[The exercise]
Copy the data exactly as it appears, and do not include any pictures.

[Figure contents as structured data]
⁂

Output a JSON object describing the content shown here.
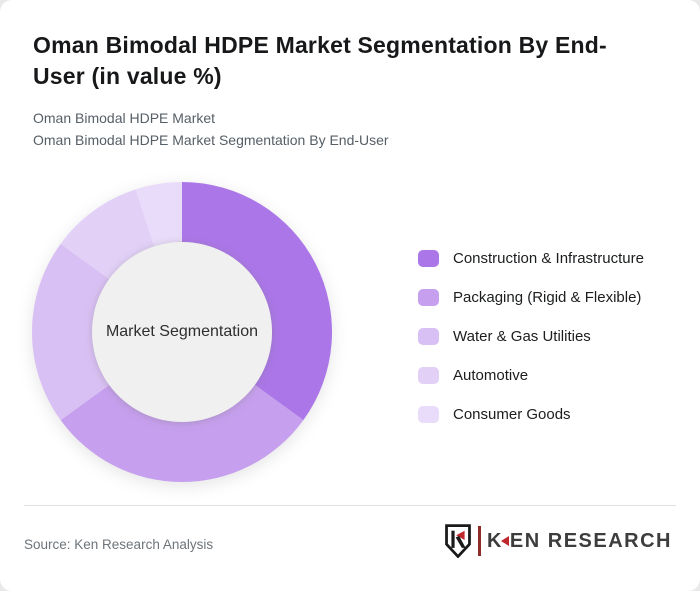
{
  "header": {
    "title": "Oman Bimodal HDPE Market Segmentation By End-User (in value %)",
    "subtitle_line1": "Oman Bimodal HDPE Market",
    "subtitle_line2": "Oman Bimodal HDPE Market Segmentation By End-User"
  },
  "chart_data": {
    "type": "pie",
    "variant": "donut",
    "title": "Oman Bimodal HDPE Market Segmentation By End-User (in value %)",
    "unit": "value %",
    "center_label": "Market Segmentation",
    "categories": [
      "Construction & Infrastructure",
      "Packaging (Rigid & Flexible)",
      "Water & Gas Utilities",
      "Automotive",
      "Consumer Goods"
    ],
    "values": [
      35,
      30,
      20,
      10,
      5
    ],
    "colors": [
      "#ab76e8",
      "#c69fee",
      "#d9c0f4",
      "#e2d0f7",
      "#e9dcfa"
    ],
    "hole_color": "#f0f0f0",
    "start_angle_deg": 0,
    "direction": "clockwise",
    "legend_position": "right"
  },
  "footer": {
    "source_text": "Source: Ken Research Analysis",
    "logo_brand_first_letter": "K",
    "logo_brand_rest": "EN RESEARCH",
    "logo_accent_color": "#c0272d"
  }
}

⁂

[Result of this task]
Output a JSON object describing the content shown here.
{
  "header": {
    "title": "Oman Bimodal HDPE Market Segmentation By End-User (in value %)",
    "subtitle_line1": "Oman Bimodal HDPE Market",
    "subtitle_line2": "Oman Bimodal HDPE Market Segmentation By End-User"
  },
  "chart_data": {
    "type": "pie",
    "variant": "donut",
    "title": "Oman Bimodal HDPE Market Segmentation By End-User (in value %)",
    "unit": "value %",
    "center_label": "Market Segmentation",
    "categories": [
      "Construction & Infrastructure",
      "Packaging (Rigid & Flexible)",
      "Water & Gas Utilities",
      "Automotive",
      "Consumer Goods"
    ],
    "values": [
      35,
      30,
      20,
      10,
      5
    ],
    "colors": [
      "#ab76e8",
      "#c69fee",
      "#d9c0f4",
      "#e2d0f7",
      "#e9dcfa"
    ],
    "hole_color": "#f0f0f0",
    "start_angle_deg": 0,
    "direction": "clockwise",
    "legend_position": "right"
  },
  "footer": {
    "source_text": "Source: Ken Research Analysis",
    "logo_brand_first_letter": "K",
    "logo_brand_rest": "EN RESEARCH",
    "logo_accent_color": "#c0272d"
  }
}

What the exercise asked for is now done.